Exactly as they appear, output all of the entries.

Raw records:
┌────────
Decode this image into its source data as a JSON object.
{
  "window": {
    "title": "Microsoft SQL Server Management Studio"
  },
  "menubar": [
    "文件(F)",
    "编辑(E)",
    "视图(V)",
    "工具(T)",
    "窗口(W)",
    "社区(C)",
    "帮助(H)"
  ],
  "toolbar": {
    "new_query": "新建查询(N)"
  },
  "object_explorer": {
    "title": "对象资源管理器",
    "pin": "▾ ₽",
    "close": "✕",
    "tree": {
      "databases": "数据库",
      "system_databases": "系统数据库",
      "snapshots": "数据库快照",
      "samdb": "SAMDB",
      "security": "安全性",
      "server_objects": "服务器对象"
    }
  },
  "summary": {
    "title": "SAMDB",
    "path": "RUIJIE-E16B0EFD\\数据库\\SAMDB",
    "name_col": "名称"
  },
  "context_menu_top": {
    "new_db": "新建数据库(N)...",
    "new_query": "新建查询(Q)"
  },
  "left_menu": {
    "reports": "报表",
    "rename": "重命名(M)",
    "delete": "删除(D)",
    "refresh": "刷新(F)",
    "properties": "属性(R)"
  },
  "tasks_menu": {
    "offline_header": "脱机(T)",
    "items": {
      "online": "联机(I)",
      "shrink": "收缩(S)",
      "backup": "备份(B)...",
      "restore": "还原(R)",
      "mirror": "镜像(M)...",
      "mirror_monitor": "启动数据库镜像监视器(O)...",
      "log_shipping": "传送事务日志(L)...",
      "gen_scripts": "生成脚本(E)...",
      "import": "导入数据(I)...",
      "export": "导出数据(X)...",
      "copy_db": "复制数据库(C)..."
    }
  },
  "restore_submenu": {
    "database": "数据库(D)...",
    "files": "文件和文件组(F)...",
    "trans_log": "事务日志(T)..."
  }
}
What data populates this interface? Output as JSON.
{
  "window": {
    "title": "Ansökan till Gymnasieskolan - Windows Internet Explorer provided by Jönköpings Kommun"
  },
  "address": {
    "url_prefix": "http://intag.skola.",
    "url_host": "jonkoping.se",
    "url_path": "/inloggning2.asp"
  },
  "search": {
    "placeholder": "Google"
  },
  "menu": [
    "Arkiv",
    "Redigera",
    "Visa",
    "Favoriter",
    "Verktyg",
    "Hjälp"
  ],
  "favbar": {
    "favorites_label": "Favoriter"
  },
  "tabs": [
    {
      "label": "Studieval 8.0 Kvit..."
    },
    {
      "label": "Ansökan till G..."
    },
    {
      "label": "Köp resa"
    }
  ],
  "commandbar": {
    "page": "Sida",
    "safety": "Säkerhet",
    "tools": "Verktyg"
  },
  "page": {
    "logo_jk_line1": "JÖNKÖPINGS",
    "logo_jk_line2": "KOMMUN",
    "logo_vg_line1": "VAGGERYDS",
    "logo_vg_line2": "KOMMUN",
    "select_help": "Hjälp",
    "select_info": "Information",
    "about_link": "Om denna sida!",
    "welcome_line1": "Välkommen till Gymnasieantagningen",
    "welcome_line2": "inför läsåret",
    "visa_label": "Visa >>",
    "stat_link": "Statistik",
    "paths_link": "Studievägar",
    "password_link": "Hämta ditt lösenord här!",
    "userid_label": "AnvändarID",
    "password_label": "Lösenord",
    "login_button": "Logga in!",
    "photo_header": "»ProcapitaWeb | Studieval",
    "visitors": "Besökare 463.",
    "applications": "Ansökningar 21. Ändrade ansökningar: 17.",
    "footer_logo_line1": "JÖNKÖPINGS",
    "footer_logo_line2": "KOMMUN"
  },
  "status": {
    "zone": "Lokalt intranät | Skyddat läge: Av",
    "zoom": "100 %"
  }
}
└────────
#### The result:
Decode this image into its source data as a JSON object.
{
  "window": {
    "title": "Microsoft SQL Server Management Studio"
  },
  "menubar": [
    "文件(F)",
    "编辑(E)",
    "视图(V)",
    "工具(T)",
    "窗口(W)",
    "社区(C)",
    "帮助(H)"
  ],
  "toolbar": {
    "new_query": "新建查询(N)"
  },
  "object_explorer": {
    "title": "对象资源管理器",
    "pin": "▾ ₽",
    "close": "✕",
    "tree": {
      "databases": "数据库",
      "system_databases": "系统数据库",
      "snapshots": "数据库快照",
      "samdb": "SAMDB",
      "security": "安全性",
      "server_objects": "服务器对象"
    }
  },
  "summary": {
    "title": "SAMDB",
    "path": "RUIJIE-E16B0EFD\\数据库\\SAMDB",
    "name_col": "名称"
  },
  "context_menu_top": {
    "new_db": "新建数据库(N)...",
    "new_query": "新建查询(Q)"
  },
  "left_menu": {
    "reports": "报表",
    "rename": "重命名(M)",
    "delete": "删除(D)",
    "refresh": "刷新(F)",
    "properties": "属性(R)"
  },
  "tasks_menu": {
    "offline_header": "脱机(T)",
    "items": {
      "online": "联机(I)",
      "shrink": "收缩(S)",
      "backup": "备份(B)...",
      "restore": "还原(R)",
      "mirror": "镜像(M)...",
      "mirror_monitor": "启动数据库镜像监视器(O)...",
      "log_shipping": "传送事务日志(L)...",
      "gen_scripts": "生成脚本(E)...",
      "import": "导入数据(I)...",
      "export": "导出数据(X)...",
      "copy_db": "复制数据库(C)..."
    }
  },
  "restore_submenu": {
    "database": "数据库(D)...",
    "files": "文件和文件组(F)...",
    "trans_log": "事务日志(T)..."
  }
}
What data populates this interface? Output as JSON.
{
  "window": {
    "title": "Ansökan till Gymnasieskolan - Windows Internet Explorer provided by Jönköpings Kommun"
  },
  "address": {
    "url_prefix": "http://intag.skola.",
    "url_host": "jonkoping.se",
    "url_path": "/inloggning2.asp"
  },
  "search": {
    "placeholder": "Google"
  },
  "menu": [
    "Arkiv",
    "Redigera",
    "Visa",
    "Favoriter",
    "Verktyg",
    "Hjälp"
  ],
  "favbar": {
    "favorites_label": "Favoriter"
  },
  "tabs": [
    {
      "label": "Studieval 8.0 Kvit..."
    },
    {
      "label": "Ansökan till G..."
    },
    {
      "label": "Köp resa"
    }
  ],
  "commandbar": {
    "page": "Sida",
    "safety": "Säkerhet",
    "tools": "Verktyg"
  },
  "page": {
    "logo_jk_line1": "JÖNKÖPINGS",
    "logo_jk_line2": "KOMMUN",
    "logo_vg_line1": "VAGGERYDS",
    "logo_vg_line2": "KOMMUN",
    "select_help": "Hjälp",
    "select_info": "Information",
    "about_link": "Om denna sida!",
    "welcome_line1": "Välkommen till Gymnasieantagningen",
    "welcome_line2": "inför läsåret",
    "visa_label": "Visa >>",
    "stat_link": "Statistik",
    "paths_link": "Studievägar",
    "password_link": "Hämta ditt lösenord här!",
    "userid_label": "AnvändarID",
    "password_label": "Lösenord",
    "login_button": "Logga in!",
    "photo_header": "»ProcapitaWeb | Studieval",
    "visitors": "Besökare 463.",
    "applications": "Ansökningar 21. Ändrade ansökningar: 17.",
    "footer_logo_line1": "JÖNKÖPINGS",
    "footer_logo_line2": "KOMMUN"
  },
  "status": {
    "zone": "Lokalt intranät | Skyddat läge: Av",
    "zoom": "100 %"
  }
}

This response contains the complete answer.